▸ **Task**
Write out the data below exactly as given, without any of its pictures.

begin Records shown

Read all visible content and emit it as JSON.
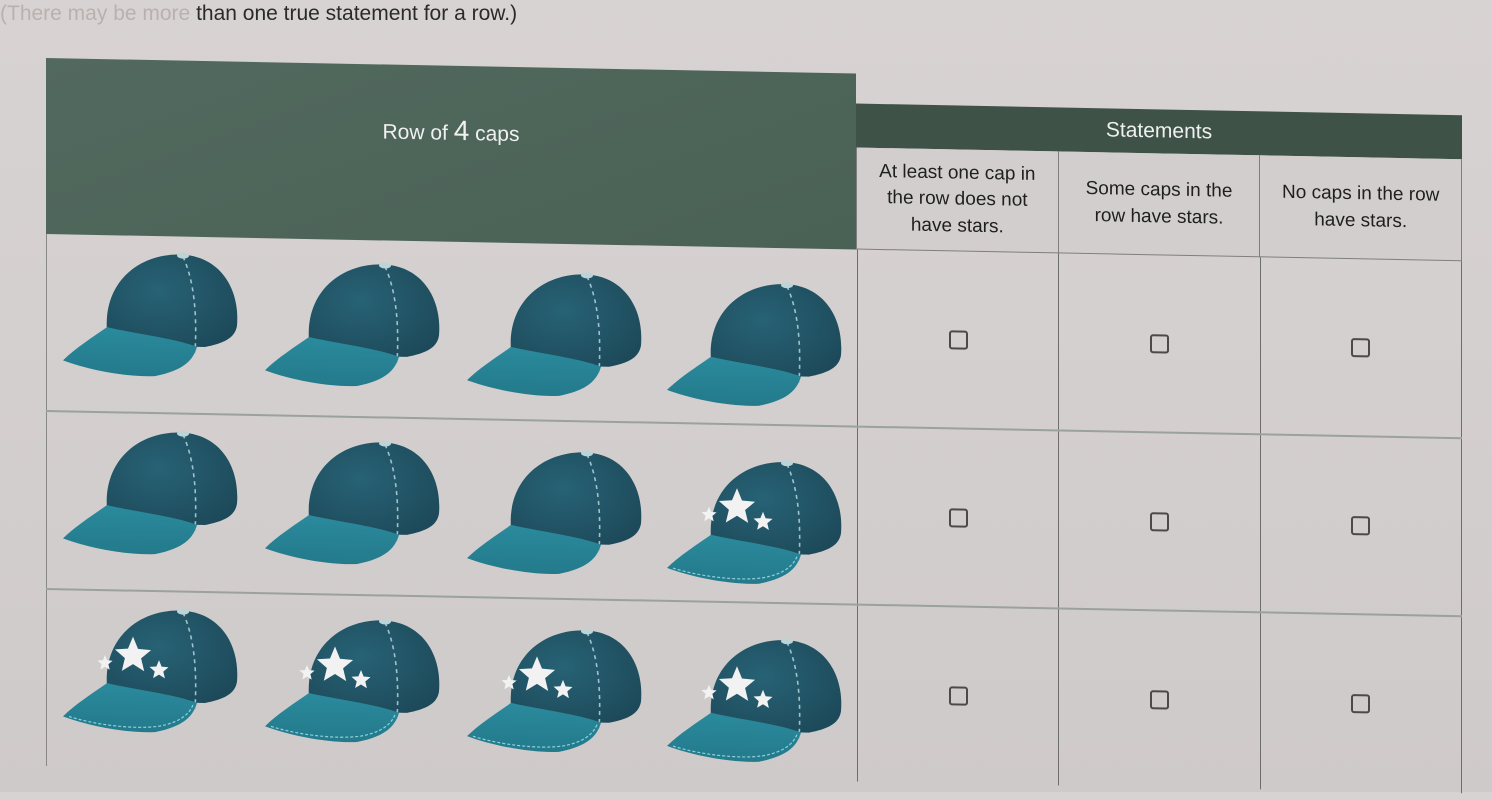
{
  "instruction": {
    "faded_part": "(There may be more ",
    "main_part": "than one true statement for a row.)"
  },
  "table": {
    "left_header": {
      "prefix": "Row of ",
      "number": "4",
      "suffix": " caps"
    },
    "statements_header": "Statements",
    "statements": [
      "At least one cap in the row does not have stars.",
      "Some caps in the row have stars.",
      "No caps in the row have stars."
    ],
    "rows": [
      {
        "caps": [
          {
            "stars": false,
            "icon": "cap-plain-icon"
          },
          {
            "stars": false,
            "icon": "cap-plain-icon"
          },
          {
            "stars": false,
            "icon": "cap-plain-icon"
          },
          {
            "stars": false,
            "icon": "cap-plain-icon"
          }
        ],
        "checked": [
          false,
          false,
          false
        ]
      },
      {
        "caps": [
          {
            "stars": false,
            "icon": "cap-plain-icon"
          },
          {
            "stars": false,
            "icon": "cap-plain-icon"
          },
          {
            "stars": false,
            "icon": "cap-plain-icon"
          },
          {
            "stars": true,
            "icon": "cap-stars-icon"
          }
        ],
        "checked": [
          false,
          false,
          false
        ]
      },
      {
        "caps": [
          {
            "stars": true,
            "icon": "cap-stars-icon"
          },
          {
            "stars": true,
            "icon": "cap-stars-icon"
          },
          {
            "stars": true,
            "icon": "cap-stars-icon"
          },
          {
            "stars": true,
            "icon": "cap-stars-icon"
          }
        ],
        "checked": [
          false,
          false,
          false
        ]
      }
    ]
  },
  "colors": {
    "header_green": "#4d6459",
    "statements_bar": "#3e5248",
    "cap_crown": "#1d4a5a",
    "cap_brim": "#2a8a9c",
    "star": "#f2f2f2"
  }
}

end Records shown

▸ **Solution to the problem**
Read all visible content and emit it as JSON.
{
  "instruction": {
    "faded_part": "(There may be more ",
    "main_part": "than one true statement for a row.)"
  },
  "table": {
    "left_header": {
      "prefix": "Row of ",
      "number": "4",
      "suffix": " caps"
    },
    "statements_header": "Statements",
    "statements": [
      "At least one cap in the row does not have stars.",
      "Some caps in the row have stars.",
      "No caps in the row have stars."
    ],
    "rows": [
      {
        "caps": [
          {
            "stars": false,
            "icon": "cap-plain-icon"
          },
          {
            "stars": false,
            "icon": "cap-plain-icon"
          },
          {
            "stars": false,
            "icon": "cap-plain-icon"
          },
          {
            "stars": false,
            "icon": "cap-plain-icon"
          }
        ],
        "checked": [
          false,
          false,
          false
        ]
      },
      {
        "caps": [
          {
            "stars": false,
            "icon": "cap-plain-icon"
          },
          {
            "stars": false,
            "icon": "cap-plain-icon"
          },
          {
            "stars": false,
            "icon": "cap-plain-icon"
          },
          {
            "stars": true,
            "icon": "cap-stars-icon"
          }
        ],
        "checked": [
          false,
          false,
          false
        ]
      },
      {
        "caps": [
          {
            "stars": true,
            "icon": "cap-stars-icon"
          },
          {
            "stars": true,
            "icon": "cap-stars-icon"
          },
          {
            "stars": true,
            "icon": "cap-stars-icon"
          },
          {
            "stars": true,
            "icon": "cap-stars-icon"
          }
        ],
        "checked": [
          false,
          false,
          false
        ]
      }
    ]
  },
  "colors": {
    "header_green": "#4d6459",
    "statements_bar": "#3e5248",
    "cap_crown": "#1d4a5a",
    "cap_brim": "#2a8a9c",
    "star": "#f2f2f2"
  }
}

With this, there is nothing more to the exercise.